# [Dataset records]

%%

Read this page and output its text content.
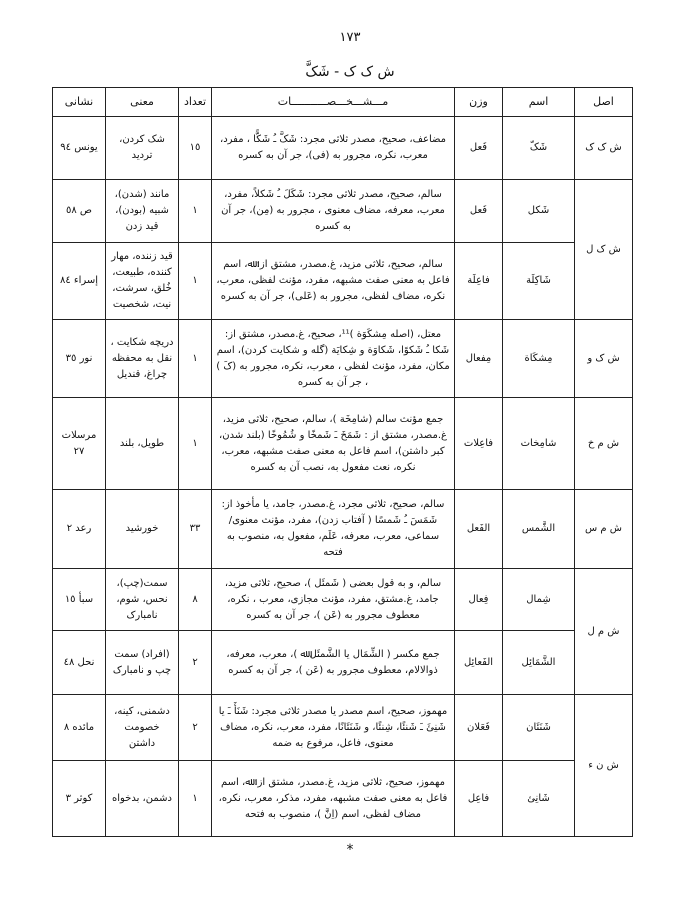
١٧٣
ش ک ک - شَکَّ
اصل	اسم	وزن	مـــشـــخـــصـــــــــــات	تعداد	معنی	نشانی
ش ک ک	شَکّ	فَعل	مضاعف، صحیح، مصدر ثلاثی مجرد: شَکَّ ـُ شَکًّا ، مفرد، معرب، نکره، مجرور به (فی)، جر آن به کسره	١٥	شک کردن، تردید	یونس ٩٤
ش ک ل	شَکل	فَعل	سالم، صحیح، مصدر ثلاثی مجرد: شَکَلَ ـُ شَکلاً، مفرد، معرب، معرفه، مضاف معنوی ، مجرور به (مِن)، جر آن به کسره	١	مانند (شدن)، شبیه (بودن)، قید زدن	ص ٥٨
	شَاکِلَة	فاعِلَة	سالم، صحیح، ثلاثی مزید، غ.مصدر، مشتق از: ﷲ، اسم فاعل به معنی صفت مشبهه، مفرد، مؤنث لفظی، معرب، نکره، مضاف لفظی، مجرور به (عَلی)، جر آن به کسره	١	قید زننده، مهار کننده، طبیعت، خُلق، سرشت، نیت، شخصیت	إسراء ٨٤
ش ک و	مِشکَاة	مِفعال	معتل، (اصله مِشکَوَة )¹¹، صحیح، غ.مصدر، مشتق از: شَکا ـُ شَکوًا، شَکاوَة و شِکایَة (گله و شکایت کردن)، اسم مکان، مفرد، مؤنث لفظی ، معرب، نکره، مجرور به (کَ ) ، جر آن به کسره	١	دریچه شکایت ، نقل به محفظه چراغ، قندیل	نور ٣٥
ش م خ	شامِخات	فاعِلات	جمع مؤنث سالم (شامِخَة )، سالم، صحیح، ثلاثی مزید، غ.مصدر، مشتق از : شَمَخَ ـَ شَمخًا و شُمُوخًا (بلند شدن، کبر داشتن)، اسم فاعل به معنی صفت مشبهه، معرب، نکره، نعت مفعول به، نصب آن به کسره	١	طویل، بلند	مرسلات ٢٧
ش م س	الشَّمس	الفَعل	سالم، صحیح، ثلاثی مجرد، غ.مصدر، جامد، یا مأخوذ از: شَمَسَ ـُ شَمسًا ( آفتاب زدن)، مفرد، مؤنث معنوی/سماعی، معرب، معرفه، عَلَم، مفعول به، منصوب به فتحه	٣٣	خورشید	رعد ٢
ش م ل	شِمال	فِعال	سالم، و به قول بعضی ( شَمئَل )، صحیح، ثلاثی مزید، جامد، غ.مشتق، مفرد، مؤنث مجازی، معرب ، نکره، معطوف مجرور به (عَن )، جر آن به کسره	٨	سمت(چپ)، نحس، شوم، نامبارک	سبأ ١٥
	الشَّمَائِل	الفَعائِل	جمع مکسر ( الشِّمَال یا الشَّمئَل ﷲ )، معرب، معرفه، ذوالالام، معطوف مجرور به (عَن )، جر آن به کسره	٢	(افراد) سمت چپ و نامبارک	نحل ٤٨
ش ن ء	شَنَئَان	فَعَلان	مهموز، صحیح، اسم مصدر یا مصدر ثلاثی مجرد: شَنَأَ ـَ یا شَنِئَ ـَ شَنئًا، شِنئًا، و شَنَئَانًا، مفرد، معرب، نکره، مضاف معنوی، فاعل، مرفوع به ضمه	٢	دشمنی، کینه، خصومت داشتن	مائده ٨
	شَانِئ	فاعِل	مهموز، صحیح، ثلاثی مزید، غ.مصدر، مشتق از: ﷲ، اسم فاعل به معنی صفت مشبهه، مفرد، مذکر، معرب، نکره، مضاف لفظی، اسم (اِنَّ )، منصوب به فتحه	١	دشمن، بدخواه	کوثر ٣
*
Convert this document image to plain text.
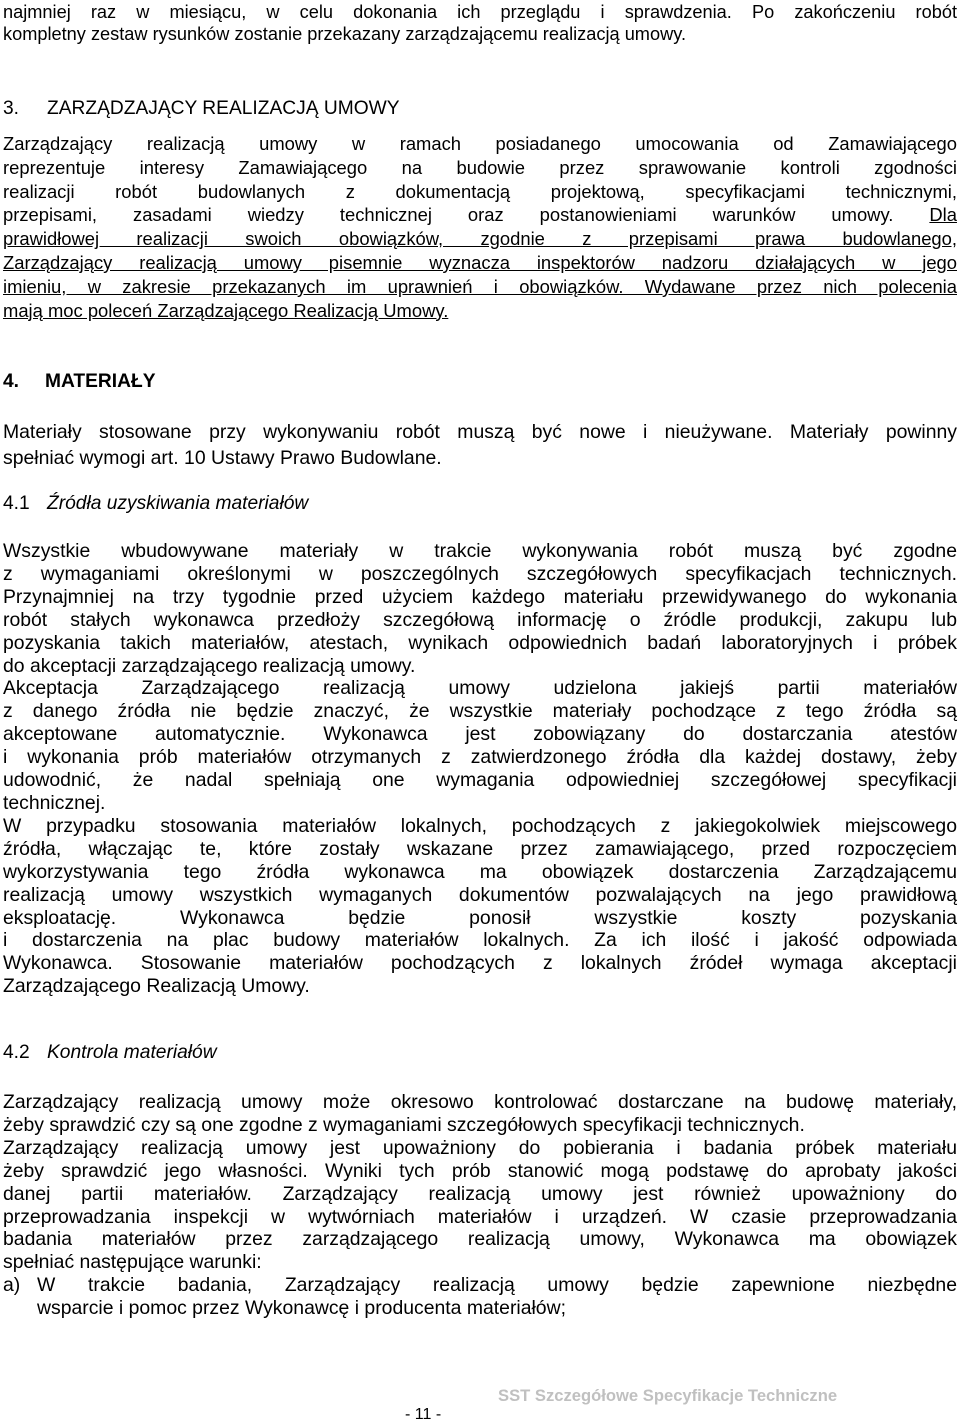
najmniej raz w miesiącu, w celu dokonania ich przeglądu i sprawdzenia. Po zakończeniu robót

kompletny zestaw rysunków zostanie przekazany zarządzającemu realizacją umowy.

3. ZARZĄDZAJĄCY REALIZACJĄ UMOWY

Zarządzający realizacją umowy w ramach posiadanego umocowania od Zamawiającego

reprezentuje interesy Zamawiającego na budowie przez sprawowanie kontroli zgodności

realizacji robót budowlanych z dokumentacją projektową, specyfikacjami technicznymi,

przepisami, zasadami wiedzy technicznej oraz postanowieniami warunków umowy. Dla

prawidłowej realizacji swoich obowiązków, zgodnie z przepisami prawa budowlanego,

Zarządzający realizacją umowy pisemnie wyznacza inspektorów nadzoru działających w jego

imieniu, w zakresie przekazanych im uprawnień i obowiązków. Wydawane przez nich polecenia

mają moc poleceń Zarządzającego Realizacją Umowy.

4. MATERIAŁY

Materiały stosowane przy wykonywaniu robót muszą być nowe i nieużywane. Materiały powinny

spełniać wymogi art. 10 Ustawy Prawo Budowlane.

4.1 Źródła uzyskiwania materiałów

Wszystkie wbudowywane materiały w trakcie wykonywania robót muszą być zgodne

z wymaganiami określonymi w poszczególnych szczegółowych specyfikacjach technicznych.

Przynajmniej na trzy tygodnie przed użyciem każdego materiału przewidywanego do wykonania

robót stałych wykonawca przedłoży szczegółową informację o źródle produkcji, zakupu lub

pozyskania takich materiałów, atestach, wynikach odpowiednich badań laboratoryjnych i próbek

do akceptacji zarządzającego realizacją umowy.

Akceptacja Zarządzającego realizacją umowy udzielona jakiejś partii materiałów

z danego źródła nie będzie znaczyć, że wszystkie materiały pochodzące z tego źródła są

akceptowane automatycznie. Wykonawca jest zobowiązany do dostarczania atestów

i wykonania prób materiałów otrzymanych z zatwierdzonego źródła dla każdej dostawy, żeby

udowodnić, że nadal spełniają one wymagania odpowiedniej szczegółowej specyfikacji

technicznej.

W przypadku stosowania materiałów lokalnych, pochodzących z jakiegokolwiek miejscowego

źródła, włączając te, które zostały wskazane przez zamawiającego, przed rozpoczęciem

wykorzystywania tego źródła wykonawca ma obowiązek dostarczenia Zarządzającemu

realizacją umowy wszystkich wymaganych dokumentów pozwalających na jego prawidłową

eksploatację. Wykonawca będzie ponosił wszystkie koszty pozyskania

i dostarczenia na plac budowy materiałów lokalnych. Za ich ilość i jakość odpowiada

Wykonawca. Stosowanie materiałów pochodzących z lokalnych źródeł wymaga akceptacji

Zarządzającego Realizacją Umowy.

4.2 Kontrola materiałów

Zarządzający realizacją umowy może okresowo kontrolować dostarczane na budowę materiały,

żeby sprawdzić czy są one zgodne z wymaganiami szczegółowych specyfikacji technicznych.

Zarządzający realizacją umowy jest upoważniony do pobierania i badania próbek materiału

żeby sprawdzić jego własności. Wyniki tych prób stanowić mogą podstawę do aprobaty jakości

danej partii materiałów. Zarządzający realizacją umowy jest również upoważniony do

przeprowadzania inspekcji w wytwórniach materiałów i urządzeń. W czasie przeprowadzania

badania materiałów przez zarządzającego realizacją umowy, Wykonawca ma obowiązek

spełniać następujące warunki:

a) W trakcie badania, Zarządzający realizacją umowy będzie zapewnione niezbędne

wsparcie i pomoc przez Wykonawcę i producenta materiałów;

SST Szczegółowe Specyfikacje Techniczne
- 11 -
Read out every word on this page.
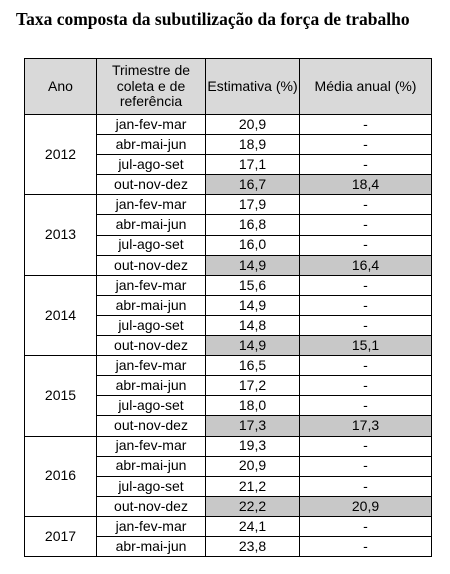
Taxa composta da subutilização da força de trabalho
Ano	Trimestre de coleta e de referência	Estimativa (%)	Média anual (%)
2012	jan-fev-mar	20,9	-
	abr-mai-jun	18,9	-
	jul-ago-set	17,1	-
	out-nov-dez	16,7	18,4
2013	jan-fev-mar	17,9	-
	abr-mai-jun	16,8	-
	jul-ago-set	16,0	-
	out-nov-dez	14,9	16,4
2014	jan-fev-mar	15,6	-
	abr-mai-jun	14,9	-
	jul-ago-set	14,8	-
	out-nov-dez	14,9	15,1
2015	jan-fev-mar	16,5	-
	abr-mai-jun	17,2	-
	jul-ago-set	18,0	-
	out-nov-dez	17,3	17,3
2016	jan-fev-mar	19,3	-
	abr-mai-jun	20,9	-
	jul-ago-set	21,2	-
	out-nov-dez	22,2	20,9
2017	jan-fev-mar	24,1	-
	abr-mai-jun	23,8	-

%%

# [Problem details]
Leaving out every picture, copy exactly the lines from the one that contains "Read out every word on this page." through the end of the entries above.

# [Problem solution]
Read out every word on this page.
Taxa composta da subutilização da força de trabalho
Ano	Trimestre de coleta e de referência	Estimativa (%)	Média anual (%)
2012	jan-fev-mar	20,9	-
	abr-mai-jun	18,9	-
	jul-ago-set	17,1	-
	out-nov-dez	16,7	18,4
2013	jan-fev-mar	17,9	-
	abr-mai-jun	16,8	-
	jul-ago-set	16,0	-
	out-nov-dez	14,9	16,4
2014	jan-fev-mar	15,6	-
	abr-mai-jun	14,9	-
	jul-ago-set	14,8	-
	out-nov-dez	14,9	15,1
2015	jan-fev-mar	16,5	-
	abr-mai-jun	17,2	-
	jul-ago-set	18,0	-
	out-nov-dez	17,3	17,3
2016	jan-fev-mar	19,3	-
	abr-mai-jun	20,9	-
	jul-ago-set	21,2	-
	out-nov-dez	22,2	20,9
2017	jan-fev-mar	24,1	-
	abr-mai-jun	23,8	-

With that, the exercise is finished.